Request: Examine each line of the data. Copy those that contain the string "title".

Excerpts from a figure dataset:
==========

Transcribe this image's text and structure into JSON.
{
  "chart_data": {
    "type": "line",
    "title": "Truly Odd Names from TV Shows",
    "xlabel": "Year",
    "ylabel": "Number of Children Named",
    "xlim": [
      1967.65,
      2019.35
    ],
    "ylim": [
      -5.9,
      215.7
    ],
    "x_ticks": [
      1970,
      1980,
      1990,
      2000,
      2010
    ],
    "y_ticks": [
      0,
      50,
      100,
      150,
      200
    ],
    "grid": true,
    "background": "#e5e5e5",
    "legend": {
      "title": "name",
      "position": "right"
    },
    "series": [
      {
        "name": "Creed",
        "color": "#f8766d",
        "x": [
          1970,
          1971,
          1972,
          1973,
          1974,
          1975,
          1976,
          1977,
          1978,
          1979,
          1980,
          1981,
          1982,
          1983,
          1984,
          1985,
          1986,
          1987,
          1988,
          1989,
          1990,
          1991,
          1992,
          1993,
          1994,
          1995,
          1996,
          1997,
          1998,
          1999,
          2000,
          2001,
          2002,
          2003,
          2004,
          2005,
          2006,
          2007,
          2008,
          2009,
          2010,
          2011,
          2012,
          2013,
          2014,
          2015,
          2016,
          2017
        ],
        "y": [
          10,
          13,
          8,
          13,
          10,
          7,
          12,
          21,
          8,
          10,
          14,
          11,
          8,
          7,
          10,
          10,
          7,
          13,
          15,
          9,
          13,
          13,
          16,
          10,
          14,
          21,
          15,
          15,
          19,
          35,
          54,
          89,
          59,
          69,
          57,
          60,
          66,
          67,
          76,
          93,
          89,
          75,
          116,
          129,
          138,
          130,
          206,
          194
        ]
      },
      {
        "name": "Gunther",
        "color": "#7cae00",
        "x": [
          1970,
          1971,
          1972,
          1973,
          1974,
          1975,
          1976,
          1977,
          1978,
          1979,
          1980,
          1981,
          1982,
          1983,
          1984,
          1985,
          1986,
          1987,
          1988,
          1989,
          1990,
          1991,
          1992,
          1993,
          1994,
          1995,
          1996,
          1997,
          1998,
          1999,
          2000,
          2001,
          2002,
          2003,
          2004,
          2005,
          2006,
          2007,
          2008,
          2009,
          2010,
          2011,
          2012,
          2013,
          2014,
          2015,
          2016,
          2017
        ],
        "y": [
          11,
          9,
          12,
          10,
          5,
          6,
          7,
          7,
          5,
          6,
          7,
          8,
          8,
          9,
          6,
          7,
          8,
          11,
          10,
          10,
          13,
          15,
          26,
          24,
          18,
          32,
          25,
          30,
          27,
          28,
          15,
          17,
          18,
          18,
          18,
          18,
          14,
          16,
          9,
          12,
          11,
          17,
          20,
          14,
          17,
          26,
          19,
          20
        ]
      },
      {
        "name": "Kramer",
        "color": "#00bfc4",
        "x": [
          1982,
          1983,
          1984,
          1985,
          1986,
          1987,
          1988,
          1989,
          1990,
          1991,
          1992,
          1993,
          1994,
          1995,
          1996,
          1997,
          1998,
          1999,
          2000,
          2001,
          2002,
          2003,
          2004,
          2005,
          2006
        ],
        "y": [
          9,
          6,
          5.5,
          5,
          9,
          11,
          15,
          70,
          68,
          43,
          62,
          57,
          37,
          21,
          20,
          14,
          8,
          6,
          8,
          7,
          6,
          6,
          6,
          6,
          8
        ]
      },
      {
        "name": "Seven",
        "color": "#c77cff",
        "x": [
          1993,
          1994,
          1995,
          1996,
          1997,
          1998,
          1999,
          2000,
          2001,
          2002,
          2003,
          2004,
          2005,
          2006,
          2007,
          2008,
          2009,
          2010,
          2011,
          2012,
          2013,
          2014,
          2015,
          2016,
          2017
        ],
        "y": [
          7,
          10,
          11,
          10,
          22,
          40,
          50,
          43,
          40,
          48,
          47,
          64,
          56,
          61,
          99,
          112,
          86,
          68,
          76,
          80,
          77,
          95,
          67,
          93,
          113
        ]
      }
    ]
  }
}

==========

Result for this task:
    "title": "Truly Odd Names from TV Shows",
      "title": "name",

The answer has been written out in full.